Data supplied:
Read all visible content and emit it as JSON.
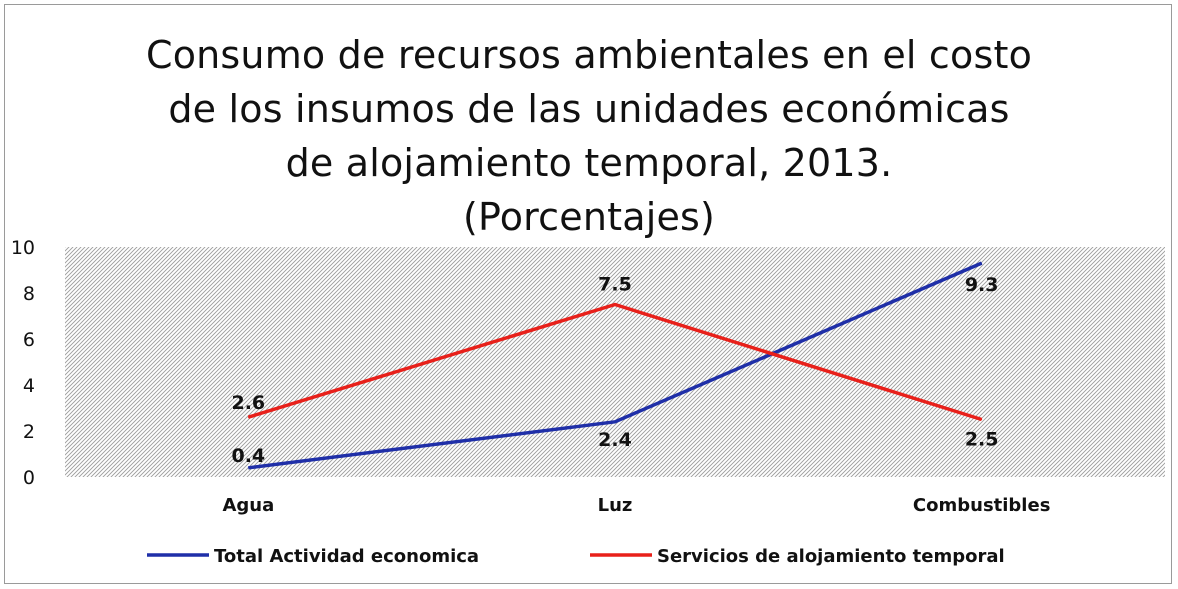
{
  "chart_data": {
    "type": "line",
    "title": "Consumo de recursos ambientales en el costo\nde los insumos de las unidades económicas\nde alojamiento temporal, 2013.\n(Porcentajes)",
    "categories": [
      "Agua",
      "Luz",
      "Combustibles"
    ],
    "series": [
      {
        "name": "Total Actividad economica",
        "values": [
          0.4,
          2.4,
          9.3
        ],
        "labels": [
          "0.4",
          "2.4",
          "9.3"
        ],
        "color": "#1f2fa8"
      },
      {
        "name": "Servicios de alojamiento temporal",
        "values": [
          2.6,
          7.5,
          2.5
        ],
        "labels": [
          "2.6",
          "7.5",
          "2.5"
        ],
        "color": "#e8201a"
      }
    ],
    "yticks": [
      "0",
      "2",
      "4",
      "6",
      "8",
      "10"
    ],
    "ylim": [
      0,
      10
    ],
    "grid": true,
    "legend": "bottom"
  }
}
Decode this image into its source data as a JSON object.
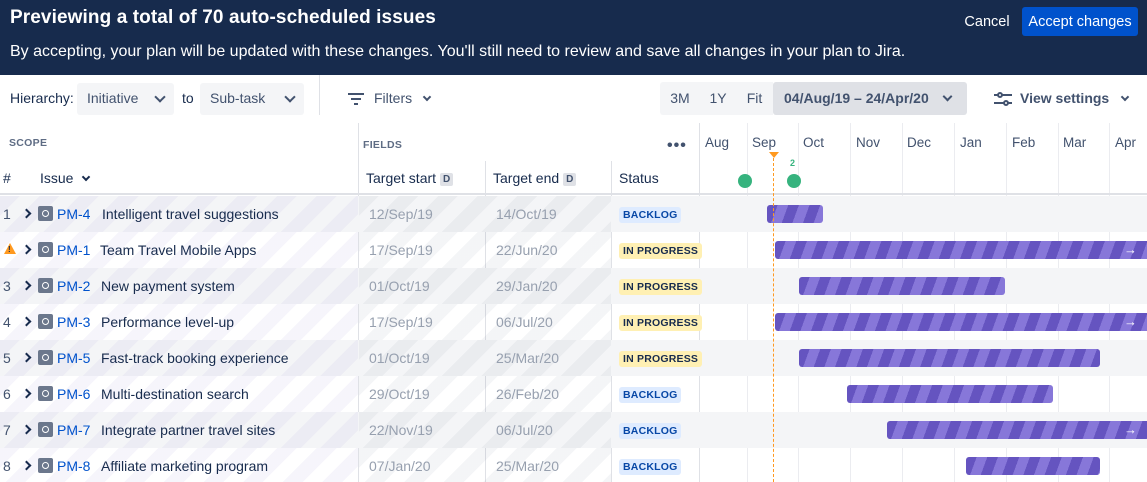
{
  "banner": {
    "title_prefix": "Previewing a total of ",
    "title_count": "70",
    "title_suffix": " auto-scheduled issues",
    "description": "By accepting, your plan will be updated with these changes. You'll still need to review and save all changes in your plan to Jira.",
    "cancel_label": "Cancel",
    "accept_label": "Accept changes"
  },
  "toolbar": {
    "hierarchy_label": "Hierarchy:",
    "hierarchy_from": "Initiative",
    "to_label": "to",
    "hierarchy_to": "Sub-task",
    "filters_label": "Filters",
    "zoom_options": [
      "3M",
      "1Y",
      "Fit"
    ],
    "date_range": "04/Aug/19 – 24/Apr/20",
    "view_settings_label": "View settings"
  },
  "headers": {
    "scope": "SCOPE",
    "fields": "FIELDS",
    "num": "#",
    "issue": "Issue",
    "target_start": "Target start",
    "target_end": "Target end",
    "date_badge": "D",
    "status": "Status"
  },
  "timeline": {
    "months": [
      "Aug",
      "Sep",
      "Oct",
      "Nov",
      "Dec",
      "Jan",
      "Feb",
      "Mar",
      "Apr"
    ],
    "marker_count": "2"
  },
  "rows": [
    {
      "num": "1",
      "warning": false,
      "key": "PM-4",
      "title": "Intelligent travel suggestions",
      "start": "12/Sep/19",
      "end": "14/Oct/19",
      "status": "BACKLOG"
    },
    {
      "num": "",
      "warning": true,
      "key": "PM-1",
      "title": "Team Travel Mobile Apps",
      "start": "17/Sep/19",
      "end": "22/Jun/20",
      "status": "IN PROGRESS"
    },
    {
      "num": "3",
      "warning": false,
      "key": "PM-2",
      "title": "New payment system",
      "start": "01/Oct/19",
      "end": "29/Jan/20",
      "status": "IN PROGRESS"
    },
    {
      "num": "4",
      "warning": false,
      "key": "PM-3",
      "title": "Performance level-up",
      "start": "17/Sep/19",
      "end": "06/Jul/20",
      "status": "IN PROGRESS"
    },
    {
      "num": "5",
      "warning": false,
      "key": "PM-5",
      "title": "Fast-track booking experience",
      "start": "01/Oct/19",
      "end": "25/Mar/20",
      "status": "IN PROGRESS"
    },
    {
      "num": "6",
      "warning": false,
      "key": "PM-6",
      "title": "Multi-destination search",
      "start": "29/Oct/19",
      "end": "26/Feb/20",
      "status": "BACKLOG"
    },
    {
      "num": "7",
      "warning": false,
      "key": "PM-7",
      "title": "Integrate partner travel sites",
      "start": "22/Nov/19",
      "end": "06/Jul/20",
      "status": "BACKLOG"
    },
    {
      "num": "8",
      "warning": false,
      "key": "PM-8",
      "title": "Affiliate marketing program",
      "start": "07/Jan/20",
      "end": "25/Mar/20",
      "status": "BACKLOG"
    }
  ]
}
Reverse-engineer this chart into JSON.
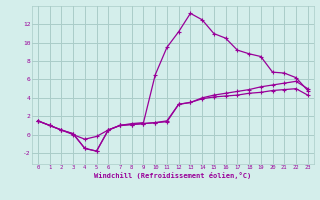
{
  "title": "",
  "xlabel": "Windchill (Refroidissement éolien,°C)",
  "background_color": "#d4eeeb",
  "grid_color": "#aaccc8",
  "line_color": "#990099",
  "xlim": [
    -0.5,
    23.5
  ],
  "ylim": [
    -3.2,
    14.0
  ],
  "yticks": [
    -2,
    0,
    2,
    4,
    6,
    8,
    10,
    12
  ],
  "xticks": [
    0,
    1,
    2,
    3,
    4,
    5,
    6,
    7,
    8,
    9,
    10,
    11,
    12,
    13,
    14,
    15,
    16,
    17,
    18,
    19,
    20,
    21,
    22,
    23
  ],
  "series1_x": [
    0,
    1,
    2,
    3,
    4,
    5,
    6,
    7,
    8,
    9,
    10,
    11,
    12,
    13,
    14,
    15,
    16,
    17,
    18,
    19,
    20,
    21,
    22,
    23
  ],
  "series1_y": [
    1.5,
    1.0,
    0.5,
    0.1,
    -1.5,
    -1.8,
    0.5,
    1.0,
    1.1,
    1.2,
    1.3,
    1.4,
    3.3,
    3.5,
    3.9,
    4.1,
    4.2,
    4.3,
    4.5,
    4.6,
    4.8,
    4.9,
    5.0,
    4.3
  ],
  "series2_x": [
    0,
    1,
    2,
    3,
    4,
    5,
    6,
    7,
    8,
    9,
    10,
    11,
    12,
    13,
    14,
    15,
    16,
    17,
    18,
    19,
    20,
    21,
    22,
    23
  ],
  "series2_y": [
    1.5,
    1.0,
    0.5,
    0.0,
    -0.5,
    -0.2,
    0.5,
    1.0,
    1.2,
    1.3,
    6.5,
    9.5,
    11.2,
    13.2,
    12.5,
    11.0,
    10.5,
    9.2,
    8.8,
    8.5,
    6.8,
    6.7,
    6.2,
    4.8
  ],
  "series3_x": [
    0,
    1,
    2,
    3,
    4,
    5,
    6,
    7,
    8,
    9,
    10,
    11,
    12,
    13,
    14,
    15,
    16,
    17,
    18,
    19,
    20,
    21,
    22,
    23
  ],
  "series3_y": [
    1.5,
    1.0,
    0.5,
    0.1,
    -1.5,
    -1.8,
    0.5,
    1.0,
    1.1,
    1.2,
    1.3,
    1.5,
    3.3,
    3.5,
    4.0,
    4.3,
    4.5,
    4.7,
    4.9,
    5.2,
    5.4,
    5.6,
    5.8,
    5.0
  ]
}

Task to carry out: State the count of lines in the data holding the word "Target", adding nothing to it.

The result: 2